Given data start

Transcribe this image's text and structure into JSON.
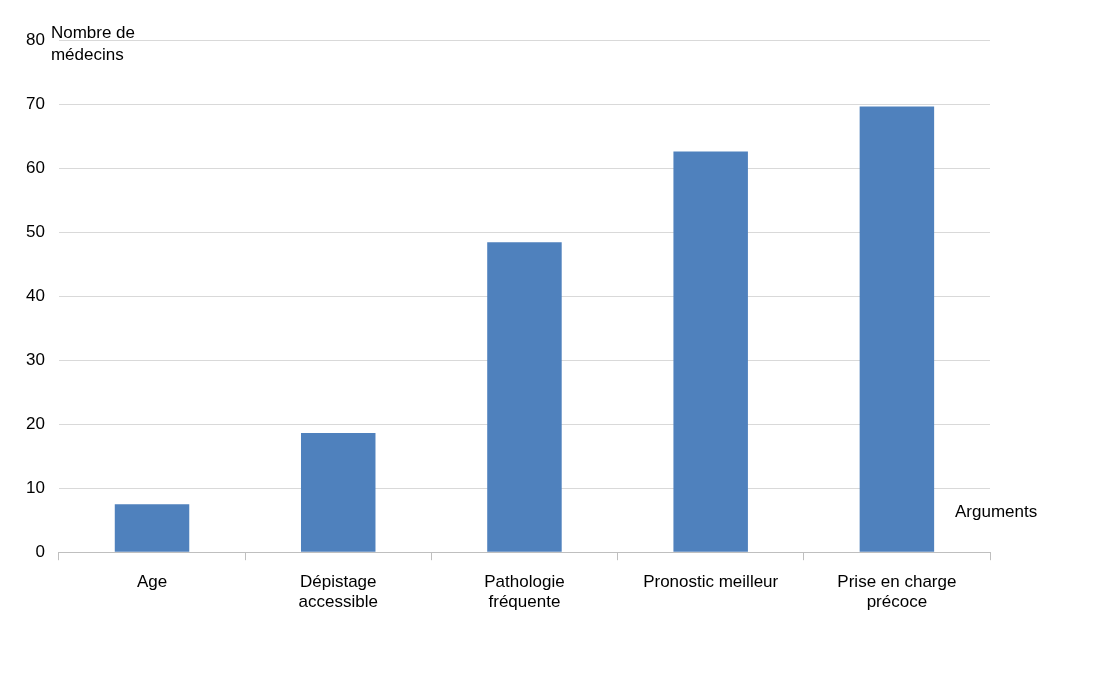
{
  "chart_data": {
    "type": "bar",
    "xlabel": "Arguments",
    "ylabel": "Nombre de médecins",
    "categories": [
      "Age",
      "Dépistage accessible",
      "Pathologie fréquente",
      "Pronostic meilleur",
      "Prise en charge précoce"
    ],
    "values": [
      7.5,
      18.6,
      48.4,
      62.6,
      69.6
    ],
    "color": "#4f81bd",
    "ylim": [
      0,
      80
    ],
    "yticks": [
      0,
      10,
      20,
      30,
      40,
      50,
      60,
      70,
      80
    ],
    "grid": "y",
    "legend": false
  }
}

Given data end

#### Task brief
Restate the data above word for word. Skip every picture.

#### Exercise result
Transcribe this image's text and structure into JSON.
{
  "chart_data": {
    "type": "bar",
    "xlabel": "Arguments",
    "ylabel": "Nombre de médecins",
    "categories": [
      "Age",
      "Dépistage accessible",
      "Pathologie fréquente",
      "Pronostic meilleur",
      "Prise en charge précoce"
    ],
    "values": [
      7.5,
      18.6,
      48.4,
      62.6,
      69.6
    ],
    "color": "#4f81bd",
    "ylim": [
      0,
      80
    ],
    "yticks": [
      0,
      10,
      20,
      30,
      40,
      50,
      60,
      70,
      80
    ],
    "grid": "y",
    "legend": false
  }
}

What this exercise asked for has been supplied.